* EXERCISE:
Search the material for the word "השיר" and copy each line that holds it.

**** SUPPLIED ENTRIES

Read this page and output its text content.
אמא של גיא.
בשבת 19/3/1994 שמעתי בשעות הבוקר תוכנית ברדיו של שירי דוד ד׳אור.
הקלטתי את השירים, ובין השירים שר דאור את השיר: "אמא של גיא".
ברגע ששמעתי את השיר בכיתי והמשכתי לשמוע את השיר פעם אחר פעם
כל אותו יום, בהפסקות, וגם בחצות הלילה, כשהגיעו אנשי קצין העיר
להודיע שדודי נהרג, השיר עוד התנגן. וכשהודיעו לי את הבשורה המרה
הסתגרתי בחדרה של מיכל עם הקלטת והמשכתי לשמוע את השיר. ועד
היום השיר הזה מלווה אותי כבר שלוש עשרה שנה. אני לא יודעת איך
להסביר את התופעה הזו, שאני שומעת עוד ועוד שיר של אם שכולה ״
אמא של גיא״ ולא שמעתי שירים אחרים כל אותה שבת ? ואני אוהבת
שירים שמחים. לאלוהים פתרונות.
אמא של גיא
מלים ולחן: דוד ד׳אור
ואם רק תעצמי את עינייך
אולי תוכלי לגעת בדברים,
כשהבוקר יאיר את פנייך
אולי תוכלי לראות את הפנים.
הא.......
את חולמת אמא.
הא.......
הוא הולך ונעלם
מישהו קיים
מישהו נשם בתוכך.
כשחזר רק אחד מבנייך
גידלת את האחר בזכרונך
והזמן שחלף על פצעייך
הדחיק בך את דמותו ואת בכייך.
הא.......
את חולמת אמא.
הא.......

********
**** SUPPLIED ENTRIES

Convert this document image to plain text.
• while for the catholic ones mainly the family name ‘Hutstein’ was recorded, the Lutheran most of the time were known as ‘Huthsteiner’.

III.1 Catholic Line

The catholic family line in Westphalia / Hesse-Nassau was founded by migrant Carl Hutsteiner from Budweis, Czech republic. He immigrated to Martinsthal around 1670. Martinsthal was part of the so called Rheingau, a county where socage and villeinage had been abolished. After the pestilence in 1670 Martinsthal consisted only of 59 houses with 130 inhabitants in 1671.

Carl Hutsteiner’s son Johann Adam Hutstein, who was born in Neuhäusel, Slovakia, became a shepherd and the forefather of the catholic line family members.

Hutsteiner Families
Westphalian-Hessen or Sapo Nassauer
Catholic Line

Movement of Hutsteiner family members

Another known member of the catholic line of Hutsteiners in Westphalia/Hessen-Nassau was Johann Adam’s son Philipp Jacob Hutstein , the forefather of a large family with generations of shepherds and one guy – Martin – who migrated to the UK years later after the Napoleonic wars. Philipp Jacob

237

********
**** SUPPLIED ENTRIES

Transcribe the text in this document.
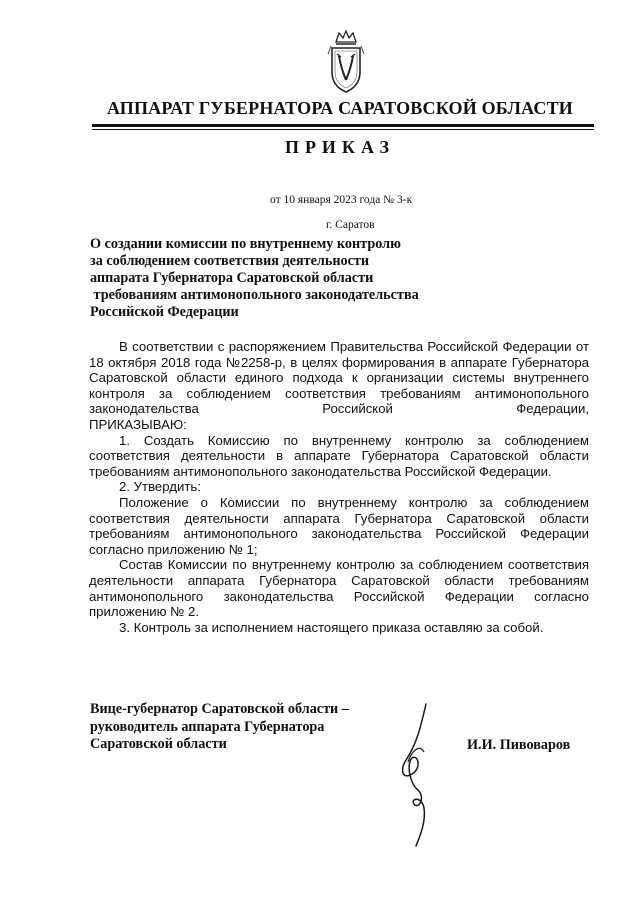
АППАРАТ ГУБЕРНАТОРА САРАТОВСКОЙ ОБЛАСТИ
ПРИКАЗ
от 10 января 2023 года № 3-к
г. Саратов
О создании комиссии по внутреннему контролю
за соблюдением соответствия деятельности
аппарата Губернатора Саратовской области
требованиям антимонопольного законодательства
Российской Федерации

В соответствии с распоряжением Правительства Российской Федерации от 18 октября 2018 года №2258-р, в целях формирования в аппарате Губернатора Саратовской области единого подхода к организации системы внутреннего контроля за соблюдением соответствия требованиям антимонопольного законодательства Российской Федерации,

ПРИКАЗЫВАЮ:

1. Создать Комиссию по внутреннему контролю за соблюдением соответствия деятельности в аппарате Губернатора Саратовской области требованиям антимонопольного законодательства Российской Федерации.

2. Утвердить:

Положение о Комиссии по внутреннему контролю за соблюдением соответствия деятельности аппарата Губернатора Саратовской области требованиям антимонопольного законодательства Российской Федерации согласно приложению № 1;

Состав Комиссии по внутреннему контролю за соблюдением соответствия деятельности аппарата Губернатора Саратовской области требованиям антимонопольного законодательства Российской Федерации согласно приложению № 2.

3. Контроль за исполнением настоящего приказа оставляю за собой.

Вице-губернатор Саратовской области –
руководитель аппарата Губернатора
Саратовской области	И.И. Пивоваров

********

* OUTPUT FOR THIS TASK:
הקלטתי את השירים, ובין השירים שר דאור את השיר: "אמא של גיא".
ברגע ששמעתי את השיר בכיתי והמשכתי לשמוע את השיר פעם אחר פעם
להודיע שדודי נהרג, השיר עוד התנגן. וכשהודיעו לי את הבשורה המרה
הסתגרתי בחדרה של מיכל עם הקלטת והמשכתי לשמוע את השיר. ועד
היום השיר הזה מלווה אותי כבר שלוש עשרה שנה. אני לא יודעת איך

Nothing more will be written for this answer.